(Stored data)
● ● ● ●
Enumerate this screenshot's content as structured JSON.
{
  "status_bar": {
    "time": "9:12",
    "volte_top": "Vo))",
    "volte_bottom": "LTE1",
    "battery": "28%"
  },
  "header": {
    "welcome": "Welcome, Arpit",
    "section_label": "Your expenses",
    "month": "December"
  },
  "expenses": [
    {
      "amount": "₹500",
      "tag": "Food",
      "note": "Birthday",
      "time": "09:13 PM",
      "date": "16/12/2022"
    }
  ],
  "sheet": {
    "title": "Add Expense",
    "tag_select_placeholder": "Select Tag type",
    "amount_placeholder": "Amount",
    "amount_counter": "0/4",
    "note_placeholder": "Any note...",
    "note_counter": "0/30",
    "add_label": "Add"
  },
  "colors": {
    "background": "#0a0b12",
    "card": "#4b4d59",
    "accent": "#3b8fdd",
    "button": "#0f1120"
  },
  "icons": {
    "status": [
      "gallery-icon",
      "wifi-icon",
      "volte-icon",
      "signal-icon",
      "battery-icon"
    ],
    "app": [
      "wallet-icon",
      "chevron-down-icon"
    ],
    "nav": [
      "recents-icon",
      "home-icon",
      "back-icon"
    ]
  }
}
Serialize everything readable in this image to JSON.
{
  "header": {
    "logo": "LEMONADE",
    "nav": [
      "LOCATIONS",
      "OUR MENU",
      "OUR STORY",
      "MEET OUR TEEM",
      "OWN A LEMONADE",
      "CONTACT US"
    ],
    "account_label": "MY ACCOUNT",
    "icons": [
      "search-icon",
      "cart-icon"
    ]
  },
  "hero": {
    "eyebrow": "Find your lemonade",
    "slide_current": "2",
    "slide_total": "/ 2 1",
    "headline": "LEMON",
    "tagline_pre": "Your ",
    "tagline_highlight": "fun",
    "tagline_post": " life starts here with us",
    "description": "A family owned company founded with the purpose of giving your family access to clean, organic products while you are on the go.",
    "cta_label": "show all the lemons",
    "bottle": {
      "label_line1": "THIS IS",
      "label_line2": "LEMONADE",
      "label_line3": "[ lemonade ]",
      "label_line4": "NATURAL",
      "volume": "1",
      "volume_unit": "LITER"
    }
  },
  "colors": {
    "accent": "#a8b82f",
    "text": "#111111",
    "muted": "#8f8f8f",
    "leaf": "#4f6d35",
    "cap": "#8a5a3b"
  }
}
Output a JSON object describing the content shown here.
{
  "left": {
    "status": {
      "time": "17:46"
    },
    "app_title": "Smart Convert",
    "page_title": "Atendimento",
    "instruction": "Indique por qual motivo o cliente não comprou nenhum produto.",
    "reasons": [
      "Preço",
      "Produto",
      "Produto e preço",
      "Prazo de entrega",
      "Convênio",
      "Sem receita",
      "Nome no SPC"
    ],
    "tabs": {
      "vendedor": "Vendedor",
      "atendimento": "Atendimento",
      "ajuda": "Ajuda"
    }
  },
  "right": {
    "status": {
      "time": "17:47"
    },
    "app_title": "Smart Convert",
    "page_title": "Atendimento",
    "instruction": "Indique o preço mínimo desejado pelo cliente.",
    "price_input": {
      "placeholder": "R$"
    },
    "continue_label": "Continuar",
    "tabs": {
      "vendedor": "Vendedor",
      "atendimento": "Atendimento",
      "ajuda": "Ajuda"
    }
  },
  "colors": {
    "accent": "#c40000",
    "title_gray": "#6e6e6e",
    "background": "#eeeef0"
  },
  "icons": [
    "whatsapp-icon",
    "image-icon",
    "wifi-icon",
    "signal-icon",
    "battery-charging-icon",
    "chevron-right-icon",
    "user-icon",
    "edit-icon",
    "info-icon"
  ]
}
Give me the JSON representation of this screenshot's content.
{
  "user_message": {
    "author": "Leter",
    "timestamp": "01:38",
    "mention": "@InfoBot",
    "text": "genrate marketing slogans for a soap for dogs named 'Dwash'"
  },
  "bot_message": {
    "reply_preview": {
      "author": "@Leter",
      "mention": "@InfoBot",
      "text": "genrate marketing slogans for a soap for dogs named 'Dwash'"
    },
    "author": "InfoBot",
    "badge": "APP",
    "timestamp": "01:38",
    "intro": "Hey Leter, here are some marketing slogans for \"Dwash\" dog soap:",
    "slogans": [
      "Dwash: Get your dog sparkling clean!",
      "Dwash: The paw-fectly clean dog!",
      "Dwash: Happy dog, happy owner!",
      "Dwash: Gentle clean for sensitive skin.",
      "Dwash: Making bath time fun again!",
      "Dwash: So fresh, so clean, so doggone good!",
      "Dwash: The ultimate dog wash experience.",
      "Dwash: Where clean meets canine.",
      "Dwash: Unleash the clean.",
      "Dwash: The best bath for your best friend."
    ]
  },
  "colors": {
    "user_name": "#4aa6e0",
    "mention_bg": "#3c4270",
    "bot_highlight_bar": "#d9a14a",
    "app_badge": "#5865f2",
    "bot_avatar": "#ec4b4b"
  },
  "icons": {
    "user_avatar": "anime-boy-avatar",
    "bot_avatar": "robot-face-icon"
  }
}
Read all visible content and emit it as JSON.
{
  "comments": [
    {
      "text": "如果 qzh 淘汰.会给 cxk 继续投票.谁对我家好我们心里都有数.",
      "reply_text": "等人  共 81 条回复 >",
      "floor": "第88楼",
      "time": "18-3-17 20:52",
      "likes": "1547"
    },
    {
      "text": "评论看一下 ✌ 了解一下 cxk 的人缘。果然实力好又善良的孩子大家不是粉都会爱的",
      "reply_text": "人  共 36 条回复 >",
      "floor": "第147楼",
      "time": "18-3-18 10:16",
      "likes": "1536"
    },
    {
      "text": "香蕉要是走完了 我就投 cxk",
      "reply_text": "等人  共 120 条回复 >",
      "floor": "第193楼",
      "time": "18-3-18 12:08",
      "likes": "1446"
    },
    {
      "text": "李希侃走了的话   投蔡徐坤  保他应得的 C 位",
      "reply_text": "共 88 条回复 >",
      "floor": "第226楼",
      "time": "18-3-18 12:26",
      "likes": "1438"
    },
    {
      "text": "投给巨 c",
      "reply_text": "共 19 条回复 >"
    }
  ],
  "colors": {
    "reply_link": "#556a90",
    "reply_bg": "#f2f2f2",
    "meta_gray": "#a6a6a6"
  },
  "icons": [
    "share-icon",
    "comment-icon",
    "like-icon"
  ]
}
● ● ● ●
Reproduce every line above without error.

> _RESULT OF THIS EXERCISE_
Enumerate this screenshot's content as structured JSON.
{
  "status_bar": {
    "time": "9:12",
    "volte_top": "Vo))",
    "volte_bottom": "LTE1",
    "battery": "28%"
  },
  "header": {
    "welcome": "Welcome, Arpit",
    "section_label": "Your expenses",
    "month": "December"
  },
  "expenses": [
    {
      "amount": "₹500",
      "tag": "Food",
      "note": "Birthday",
      "time": "09:13 PM",
      "date": "16/12/2022"
    }
  ],
  "sheet": {
    "title": "Add Expense",
    "tag_select_placeholder": "Select Tag type",
    "amount_placeholder": "Amount",
    "amount_counter": "0/4",
    "note_placeholder": "Any note...",
    "note_counter": "0/30",
    "add_label": "Add"
  },
  "colors": {
    "background": "#0a0b12",
    "card": "#4b4d59",
    "accent": "#3b8fdd",
    "button": "#0f1120"
  },
  "icons": {
    "status": [
      "gallery-icon",
      "wifi-icon",
      "volte-icon",
      "signal-icon",
      "battery-icon"
    ],
    "app": [
      "wallet-icon",
      "chevron-down-icon"
    ],
    "nav": [
      "recents-icon",
      "home-icon",
      "back-icon"
    ]
  }
}
Serialize everything readable in this image to JSON.
{
  "header": {
    "logo": "LEMONADE",
    "nav": [
      "LOCATIONS",
      "OUR MENU",
      "OUR STORY",
      "MEET OUR TEEM",
      "OWN A LEMONADE",
      "CONTACT US"
    ],
    "account_label": "MY ACCOUNT",
    "icons": [
      "search-icon",
      "cart-icon"
    ]
  },
  "hero": {
    "eyebrow": "Find your lemonade",
    "slide_current": "2",
    "slide_total": "/ 2 1",
    "headline": "LEMON",
    "tagline_pre": "Your ",
    "tagline_highlight": "fun",
    "tagline_post": " life starts here with us",
    "description": "A family owned company founded with the purpose of giving your family access to clean, organic products while you are on the go.",
    "cta_label": "show all the lemons",
    "bottle": {
      "label_line1": "THIS IS",
      "label_line2": "LEMONADE",
      "label_line3": "[ lemonade ]",
      "label_line4": "NATURAL",
      "volume": "1",
      "volume_unit": "LITER"
    }
  },
  "colors": {
    "accent": "#a8b82f",
    "text": "#111111",
    "muted": "#8f8f8f",
    "leaf": "#4f6d35",
    "cap": "#8a5a3b"
  }
}
Output a JSON object describing the content shown here.
{
  "left": {
    "status": {
      "time": "17:46"
    },
    "app_title": "Smart Convert",
    "page_title": "Atendimento",
    "instruction": "Indique por qual motivo o cliente não comprou nenhum produto.",
    "reasons": [
      "Preço",
      "Produto",
      "Produto e preço",
      "Prazo de entrega",
      "Convênio",
      "Sem receita",
      "Nome no SPC"
    ],
    "tabs": {
      "vendedor": "Vendedor",
      "atendimento": "Atendimento",
      "ajuda": "Ajuda"
    }
  },
  "right": {
    "status": {
      "time": "17:47"
    },
    "app_title": "Smart Convert",
    "page_title": "Atendimento",
    "instruction": "Indique o preço mínimo desejado pelo cliente.",
    "price_input": {
      "placeholder": "R$"
    },
    "continue_label": "Continuar",
    "tabs": {
      "vendedor": "Vendedor",
      "atendimento": "Atendimento",
      "ajuda": "Ajuda"
    }
  },
  "colors": {
    "accent": "#c40000",
    "title_gray": "#6e6e6e",
    "background": "#eeeef0"
  },
  "icons": [
    "whatsapp-icon",
    "image-icon",
    "wifi-icon",
    "signal-icon",
    "battery-charging-icon",
    "chevron-right-icon",
    "user-icon",
    "edit-icon",
    "info-icon"
  ]
}
Give me the JSON representation of this screenshot's content.
{
  "user_message": {
    "author": "Leter",
    "timestamp": "01:38",
    "mention": "@InfoBot",
    "text": "genrate marketing slogans for a soap for dogs named 'Dwash'"
  },
  "bot_message": {
    "reply_preview": {
      "author": "@Leter",
      "mention": "@InfoBot",
      "text": "genrate marketing slogans for a soap for dogs named 'Dwash'"
    },
    "author": "InfoBot",
    "badge": "APP",
    "timestamp": "01:38",
    "intro": "Hey Leter, here are some marketing slogans for \"Dwash\" dog soap:",
    "slogans": [
      "Dwash: Get your dog sparkling clean!",
      "Dwash: The paw-fectly clean dog!",
      "Dwash: Happy dog, happy owner!",
      "Dwash: Gentle clean for sensitive skin.",
      "Dwash: Making bath time fun again!",
      "Dwash: So fresh, so clean, so doggone good!",
      "Dwash: The ultimate dog wash experience.",
      "Dwash: Where clean meets canine.",
      "Dwash: Unleash the clean.",
      "Dwash: The best bath for your best friend."
    ]
  },
  "colors": {
    "user_name": "#4aa6e0",
    "mention_bg": "#3c4270",
    "bot_highlight_bar": "#d9a14a",
    "app_badge": "#5865f2",
    "bot_avatar": "#ec4b4b"
  },
  "icons": {
    "user_avatar": "anime-boy-avatar",
    "bot_avatar": "robot-face-icon"
  }
}
Read all visible content and emit it as JSON.
{
  "comments": [
    {
      "text": "如果 qzh 淘汰.会给 cxk 继续投票.谁对我家好我们心里都有数.",
      "reply_text": "等人  共 81 条回复 >",
      "floor": "第88楼",
      "time": "18-3-17 20:52",
      "likes": "1547"
    },
    {
      "text": "评论看一下 ✌ 了解一下 cxk 的人缘。果然实力好又善良的孩子大家不是粉都会爱的",
      "reply_text": "人  共 36 条回复 >",
      "floor": "第147楼",
      "time": "18-3-18 10:16",
      "likes": "1536"
    },
    {
      "text": "香蕉要是走完了 我就投 cxk",
      "reply_text": "等人  共 120 条回复 >",
      "floor": "第193楼",
      "time": "18-3-18 12:08",
      "likes": "1446"
    },
    {
      "text": "李希侃走了的话   投蔡徐坤  保他应得的 C 位",
      "reply_text": "共 88 条回复 >",
      "floor": "第226楼",
      "time": "18-3-18 12:26",
      "likes": "1438"
    },
    {
      "text": "投给巨 c",
      "reply_text": "共 19 条回复 >"
    }
  ],
  "colors": {
    "reply_link": "#556a90",
    "reply_bg": "#f2f2f2",
    "meta_gray": "#a6a6a6"
  },
  "icons": [
    "share-icon",
    "comment-icon",
    "like-icon"
  ]
}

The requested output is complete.